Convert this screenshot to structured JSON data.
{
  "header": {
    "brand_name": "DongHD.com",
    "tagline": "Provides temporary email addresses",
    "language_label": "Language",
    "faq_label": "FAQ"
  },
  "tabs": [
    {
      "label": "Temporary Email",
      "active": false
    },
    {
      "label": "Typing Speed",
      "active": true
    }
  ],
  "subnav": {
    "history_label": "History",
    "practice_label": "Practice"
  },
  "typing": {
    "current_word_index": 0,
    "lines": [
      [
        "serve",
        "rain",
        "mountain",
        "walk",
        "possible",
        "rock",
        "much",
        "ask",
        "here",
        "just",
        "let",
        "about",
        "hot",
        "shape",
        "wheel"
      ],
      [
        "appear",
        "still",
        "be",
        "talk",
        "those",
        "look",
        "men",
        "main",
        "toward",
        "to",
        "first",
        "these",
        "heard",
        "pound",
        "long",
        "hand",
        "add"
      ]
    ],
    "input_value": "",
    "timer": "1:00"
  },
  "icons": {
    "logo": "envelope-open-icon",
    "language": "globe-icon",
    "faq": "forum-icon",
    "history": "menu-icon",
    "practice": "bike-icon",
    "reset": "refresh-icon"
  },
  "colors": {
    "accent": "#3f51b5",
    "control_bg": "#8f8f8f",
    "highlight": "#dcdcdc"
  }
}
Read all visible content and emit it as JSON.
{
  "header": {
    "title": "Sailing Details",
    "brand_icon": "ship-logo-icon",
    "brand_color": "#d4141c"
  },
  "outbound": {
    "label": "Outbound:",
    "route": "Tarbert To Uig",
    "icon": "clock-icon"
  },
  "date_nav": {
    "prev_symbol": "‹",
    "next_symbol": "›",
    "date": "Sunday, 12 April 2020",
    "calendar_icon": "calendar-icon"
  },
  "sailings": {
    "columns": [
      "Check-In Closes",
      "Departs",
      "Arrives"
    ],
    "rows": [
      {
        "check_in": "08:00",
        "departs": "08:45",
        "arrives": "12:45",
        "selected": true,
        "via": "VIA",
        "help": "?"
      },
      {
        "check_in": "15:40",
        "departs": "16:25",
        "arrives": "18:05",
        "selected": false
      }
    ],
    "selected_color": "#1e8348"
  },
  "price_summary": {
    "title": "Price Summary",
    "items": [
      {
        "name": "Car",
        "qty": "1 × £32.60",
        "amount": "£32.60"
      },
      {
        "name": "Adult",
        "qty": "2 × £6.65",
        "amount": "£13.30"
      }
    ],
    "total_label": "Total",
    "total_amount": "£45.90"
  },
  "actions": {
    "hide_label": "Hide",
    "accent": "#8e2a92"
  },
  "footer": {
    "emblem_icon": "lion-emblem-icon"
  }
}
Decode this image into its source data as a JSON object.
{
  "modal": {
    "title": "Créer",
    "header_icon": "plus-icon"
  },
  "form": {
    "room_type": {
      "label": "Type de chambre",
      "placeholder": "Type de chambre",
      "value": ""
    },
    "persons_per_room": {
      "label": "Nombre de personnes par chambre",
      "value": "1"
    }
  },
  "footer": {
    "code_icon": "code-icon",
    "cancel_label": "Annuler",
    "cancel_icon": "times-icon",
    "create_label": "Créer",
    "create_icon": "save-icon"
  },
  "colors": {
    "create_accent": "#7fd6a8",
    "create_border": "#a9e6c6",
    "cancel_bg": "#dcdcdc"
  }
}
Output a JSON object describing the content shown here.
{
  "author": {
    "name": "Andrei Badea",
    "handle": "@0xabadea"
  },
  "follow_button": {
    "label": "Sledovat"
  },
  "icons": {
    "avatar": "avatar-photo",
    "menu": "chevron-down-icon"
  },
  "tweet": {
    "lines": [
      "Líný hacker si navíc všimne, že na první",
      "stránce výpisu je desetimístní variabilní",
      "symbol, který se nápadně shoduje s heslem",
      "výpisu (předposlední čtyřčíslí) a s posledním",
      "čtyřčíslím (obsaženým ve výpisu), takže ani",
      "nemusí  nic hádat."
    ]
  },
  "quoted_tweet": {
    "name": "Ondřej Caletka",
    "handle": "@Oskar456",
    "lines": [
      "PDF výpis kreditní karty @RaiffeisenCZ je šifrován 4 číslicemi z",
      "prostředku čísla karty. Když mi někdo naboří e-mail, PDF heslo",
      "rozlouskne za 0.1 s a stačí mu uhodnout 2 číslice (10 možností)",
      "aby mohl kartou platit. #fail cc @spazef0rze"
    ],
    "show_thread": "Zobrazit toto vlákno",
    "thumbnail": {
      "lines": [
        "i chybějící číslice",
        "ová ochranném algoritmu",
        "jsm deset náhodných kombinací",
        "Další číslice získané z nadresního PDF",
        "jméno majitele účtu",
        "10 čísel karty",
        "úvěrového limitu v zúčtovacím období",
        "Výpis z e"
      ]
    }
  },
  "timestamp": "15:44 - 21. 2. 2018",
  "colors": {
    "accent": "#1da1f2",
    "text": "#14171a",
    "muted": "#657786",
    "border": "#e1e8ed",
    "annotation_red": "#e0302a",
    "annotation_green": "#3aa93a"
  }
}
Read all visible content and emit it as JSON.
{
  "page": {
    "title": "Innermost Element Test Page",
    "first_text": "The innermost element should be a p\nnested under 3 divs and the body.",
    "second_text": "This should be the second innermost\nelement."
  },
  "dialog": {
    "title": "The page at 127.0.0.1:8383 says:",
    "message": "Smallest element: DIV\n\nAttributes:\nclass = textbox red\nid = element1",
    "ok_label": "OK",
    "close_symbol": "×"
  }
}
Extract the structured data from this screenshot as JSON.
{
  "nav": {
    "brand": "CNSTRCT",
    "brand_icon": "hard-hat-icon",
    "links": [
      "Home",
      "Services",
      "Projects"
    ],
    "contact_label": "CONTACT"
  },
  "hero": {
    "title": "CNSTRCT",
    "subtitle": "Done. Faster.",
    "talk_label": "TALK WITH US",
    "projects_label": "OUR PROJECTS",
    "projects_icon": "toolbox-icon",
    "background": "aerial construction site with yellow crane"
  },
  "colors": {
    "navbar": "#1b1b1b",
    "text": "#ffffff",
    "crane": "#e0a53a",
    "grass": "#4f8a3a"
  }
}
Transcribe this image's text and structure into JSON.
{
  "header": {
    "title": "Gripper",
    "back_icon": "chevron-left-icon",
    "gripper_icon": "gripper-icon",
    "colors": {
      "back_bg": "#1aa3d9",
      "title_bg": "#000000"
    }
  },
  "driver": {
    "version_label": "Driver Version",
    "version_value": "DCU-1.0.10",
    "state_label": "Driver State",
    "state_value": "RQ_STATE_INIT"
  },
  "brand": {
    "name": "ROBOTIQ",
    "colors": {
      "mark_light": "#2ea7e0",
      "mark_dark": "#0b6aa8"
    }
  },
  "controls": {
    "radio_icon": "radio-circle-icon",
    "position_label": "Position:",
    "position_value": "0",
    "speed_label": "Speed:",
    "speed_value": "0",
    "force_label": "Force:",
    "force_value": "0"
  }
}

Your goal:
Retype the material in full. Each word must match.

Solved problem:
Convert this screenshot to structured JSON data.
{
  "header": {
    "brand_name": "DongHD.com",
    "tagline": "Provides temporary email addresses",
    "language_label": "Language",
    "faq_label": "FAQ"
  },
  "tabs": [
    {
      "label": "Temporary Email",
      "active": false
    },
    {
      "label": "Typing Speed",
      "active": true
    }
  ],
  "subnav": {
    "history_label": "History",
    "practice_label": "Practice"
  },
  "typing": {
    "current_word_index": 0,
    "lines": [
      [
        "serve",
        "rain",
        "mountain",
        "walk",
        "possible",
        "rock",
        "much",
        "ask",
        "here",
        "just",
        "let",
        "about",
        "hot",
        "shape",
        "wheel"
      ],
      [
        "appear",
        "still",
        "be",
        "talk",
        "those",
        "look",
        "men",
        "main",
        "toward",
        "to",
        "first",
        "these",
        "heard",
        "pound",
        "long",
        "hand",
        "add"
      ]
    ],
    "input_value": "",
    "timer": "1:00"
  },
  "icons": {
    "logo": "envelope-open-icon",
    "language": "globe-icon",
    "faq": "forum-icon",
    "history": "menu-icon",
    "practice": "bike-icon",
    "reset": "refresh-icon"
  },
  "colors": {
    "accent": "#3f51b5",
    "control_bg": "#8f8f8f",
    "highlight": "#dcdcdc"
  }
}
Read all visible content and emit it as JSON.
{
  "header": {
    "title": "Sailing Details",
    "brand_icon": "ship-logo-icon",
    "brand_color": "#d4141c"
  },
  "outbound": {
    "label": "Outbound:",
    "route": "Tarbert To Uig",
    "icon": "clock-icon"
  },
  "date_nav": {
    "prev_symbol": "‹",
    "next_symbol": "›",
    "date": "Sunday, 12 April 2020",
    "calendar_icon": "calendar-icon"
  },
  "sailings": {
    "columns": [
      "Check-In Closes",
      "Departs",
      "Arrives"
    ],
    "rows": [
      {
        "check_in": "08:00",
        "departs": "08:45",
        "arrives": "12:45",
        "selected": true,
        "via": "VIA",
        "help": "?"
      },
      {
        "check_in": "15:40",
        "departs": "16:25",
        "arrives": "18:05",
        "selected": false
      }
    ],
    "selected_color": "#1e8348"
  },
  "price_summary": {
    "title": "Price Summary",
    "items": [
      {
        "name": "Car",
        "qty": "1 × £32.60",
        "amount": "£32.60"
      },
      {
        "name": "Adult",
        "qty": "2 × £6.65",
        "amount": "£13.30"
      }
    ],
    "total_label": "Total",
    "total_amount": "£45.90"
  },
  "actions": {
    "hide_label": "Hide",
    "accent": "#8e2a92"
  },
  "footer": {
    "emblem_icon": "lion-emblem-icon"
  }
}
Decode this image into its source data as a JSON object.
{
  "modal": {
    "title": "Créer",
    "header_icon": "plus-icon"
  },
  "form": {
    "room_type": {
      "label": "Type de chambre",
      "placeholder": "Type de chambre",
      "value": ""
    },
    "persons_per_room": {
      "label": "Nombre de personnes par chambre",
      "value": "1"
    }
  },
  "footer": {
    "code_icon": "code-icon",
    "cancel_label": "Annuler",
    "cancel_icon": "times-icon",
    "create_label": "Créer",
    "create_icon": "save-icon"
  },
  "colors": {
    "create_accent": "#7fd6a8",
    "create_border": "#a9e6c6",
    "cancel_bg": "#dcdcdc"
  }
}
Output a JSON object describing the content shown here.
{
  "author": {
    "name": "Andrei Badea",
    "handle": "@0xabadea"
  },
  "follow_button": {
    "label": "Sledovat"
  },
  "icons": {
    "avatar": "avatar-photo",
    "menu": "chevron-down-icon"
  },
  "tweet": {
    "lines": [
      "Líný hacker si navíc všimne, že na první",
      "stránce výpisu je desetimístní variabilní",
      "symbol, který se nápadně shoduje s heslem",
      "výpisu (předposlední čtyřčíslí) a s posledním",
      "čtyřčíslím (obsaženým ve výpisu), takže ani",
      "nemusí  nic hádat."
    ]
  },
  "quoted_tweet": {
    "name": "Ondřej Caletka",
    "handle": "@Oskar456",
    "lines": [
      "PDF výpis kreditní karty @RaiffeisenCZ je šifrován 4 číslicemi z",
      "prostředku čísla karty. Když mi někdo naboří e-mail, PDF heslo",
      "rozlouskne za 0.1 s a stačí mu uhodnout 2 číslice (10 možností)",
      "aby mohl kartou platit. #fail cc @spazef0rze"
    ],
    "show_thread": "Zobrazit toto vlákno",
    "thumbnail": {
      "lines": [
        "i chybějící číslice",
        "ová ochranném algoritmu",
        "jsm deset náhodných kombinací",
        "Další číslice získané z nadresního PDF",
        "jméno majitele účtu",
        "10 čísel karty",
        "úvěrového limitu v zúčtovacím období",
        "Výpis z e"
      ]
    }
  },
  "timestamp": "15:44 - 21. 2. 2018",
  "colors": {
    "accent": "#1da1f2",
    "text": "#14171a",
    "muted": "#657786",
    "border": "#e1e8ed",
    "annotation_red": "#e0302a",
    "annotation_green": "#3aa93a"
  }
}
Read all visible content and emit it as JSON.
{
  "page": {
    "title": "Innermost Element Test Page",
    "first_text": "The innermost element should be a p\nnested under 3 divs and the body.",
    "second_text": "This should be the second innermost\nelement."
  },
  "dialog": {
    "title": "The page at 127.0.0.1:8383 says:",
    "message": "Smallest element: DIV\n\nAttributes:\nclass = textbox red\nid = element1",
    "ok_label": "OK",
    "close_symbol": "×"
  }
}
Extract the structured data from this screenshot as JSON.
{
  "nav": {
    "brand": "CNSTRCT",
    "brand_icon": "hard-hat-icon",
    "links": [
      "Home",
      "Services",
      "Projects"
    ],
    "contact_label": "CONTACT"
  },
  "hero": {
    "title": "CNSTRCT",
    "subtitle": "Done. Faster.",
    "talk_label": "TALK WITH US",
    "projects_label": "OUR PROJECTS",
    "projects_icon": "toolbox-icon",
    "background": "aerial construction site with yellow crane"
  },
  "colors": {
    "navbar": "#1b1b1b",
    "text": "#ffffff",
    "crane": "#e0a53a",
    "grass": "#4f8a3a"
  }
}
Transcribe this image's text and structure into JSON.
{
  "header": {
    "title": "Gripper",
    "back_icon": "chevron-left-icon",
    "gripper_icon": "gripper-icon",
    "colors": {
      "back_bg": "#1aa3d9",
      "title_bg": "#000000"
    }
  },
  "driver": {
    "version_label": "Driver Version",
    "version_value": "DCU-1.0.10",
    "state_label": "Driver State",
    "state_value": "RQ_STATE_INIT"
  },
  "brand": {
    "name": "ROBOTIQ",
    "colors": {
      "mark_light": "#2ea7e0",
      "mark_dark": "#0b6aa8"
    }
  },
  "controls": {
    "radio_icon": "radio-circle-icon",
    "position_label": "Position:",
    "position_value": "0",
    "speed_label": "Speed:",
    "speed_value": "0",
    "force_label": "Force:",
    "force_value": "0"
  }
}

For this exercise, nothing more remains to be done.